• TASK INSTRUCTIONS:
Return each line of the data below exactly, omitting any pictures.

# # # # #

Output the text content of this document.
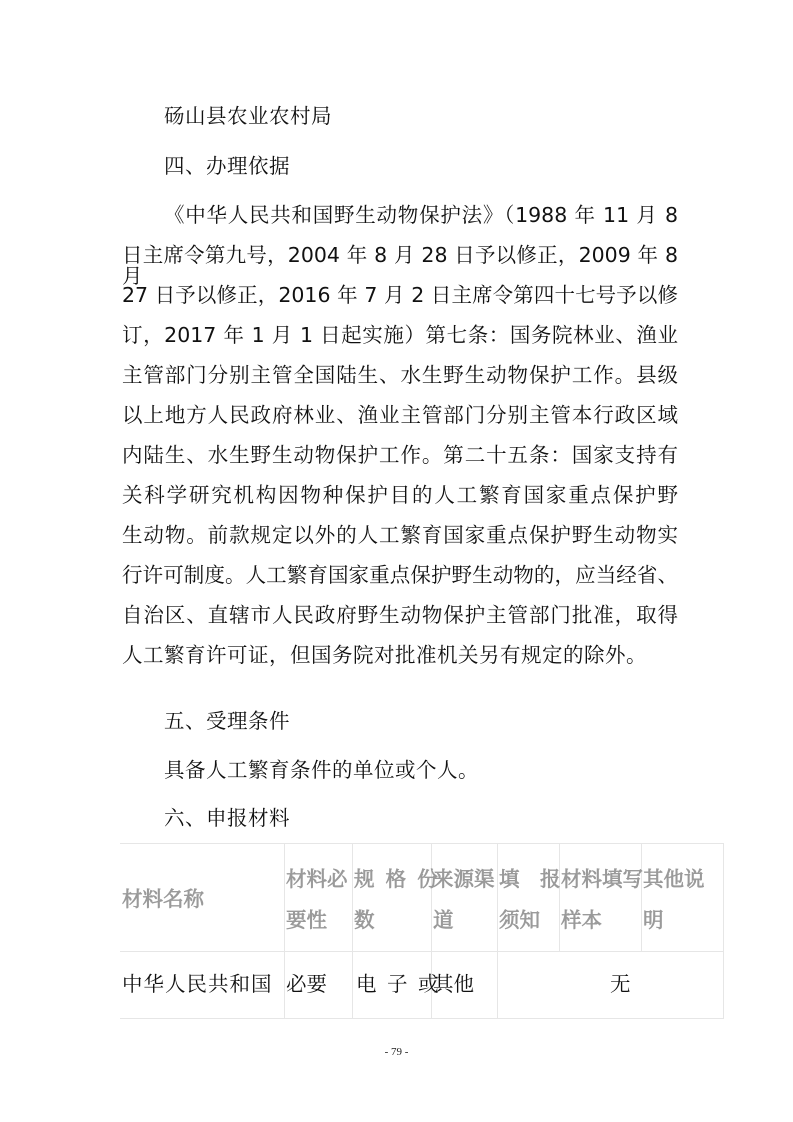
砀山县农业农村局
四、办理依据
《中华人民共和国野生动物保护法》（1988 年 11 月 8
日主席令第九号，2004 年 8 月 28 日予以修正，2009 年 8 月
27 日予以修正，2016 年 7 月 2 日主席令第四十七号予以修
订，2017 年 1 月 1 日起实施）第七条：国务院林业、渔业
主管部门分别主管全国陆生、水生野生动物保护工作。县级
以上地方人民政府林业、渔业主管部门分别主管本行政区域
内陆生、水生野生动物保护工作。第二十五条：国家支持有
关科学研究机构因物种保护目的人工繁育国家重点保护野
生动物。前款规定以外的人工繁育国家重点保护野生动物实
行许可制度。人工繁育国家重点保护野生动物的，应当经省、
自治区、直辖市人民政府野生动物保护主管部门批准，取得
人工繁育许可证，但国务院对批准机关另有规定的除外。
五、受理条件
具备人工繁育条件的单位或个人。
六、申报材料
材料名称
材料必
要性
规 格 份
数
来源渠
道
填　报
须知
材料填写
样本
其他说
明
中华人民共和国 必要 电 子 或
其他	无
- 79 -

# # # # #

• ANSWER FOR THIS EXERCISE:
Output the text content of this document.
砀山县农业农村局
四、办理依据
《中华人民共和国野生动物保护法》（1988 年 11 月 8
日主席令第九号，2004 年 8 月 28 日予以修正，2009 年 8 月
27 日予以修正，2016 年 7 月 2 日主席令第四十七号予以修
订，2017 年 1 月 1 日起实施）第七条：国务院林业、渔业
主管部门分别主管全国陆生、水生野生动物保护工作。县级
以上地方人民政府林业、渔业主管部门分别主管本行政区域
内陆生、水生野生动物保护工作。第二十五条：国家支持有
关科学研究机构因物种保护目的人工繁育国家重点保护野
生动物。前款规定以外的人工繁育国家重点保护野生动物实
行许可制度。人工繁育国家重点保护野生动物的，应当经省、
自治区、直辖市人民政府野生动物保护主管部门批准，取得
人工繁育许可证，但国务院对批准机关另有规定的除外。
五、受理条件
具备人工繁育条件的单位或个人。
六、申报材料
材料名称
材料必
要性
规 格 份
数
来源渠
道
填　报
须知
材料填写
样本
其他说
明
中华人民共和国 必要 电 子 或
其他	无
- 79 -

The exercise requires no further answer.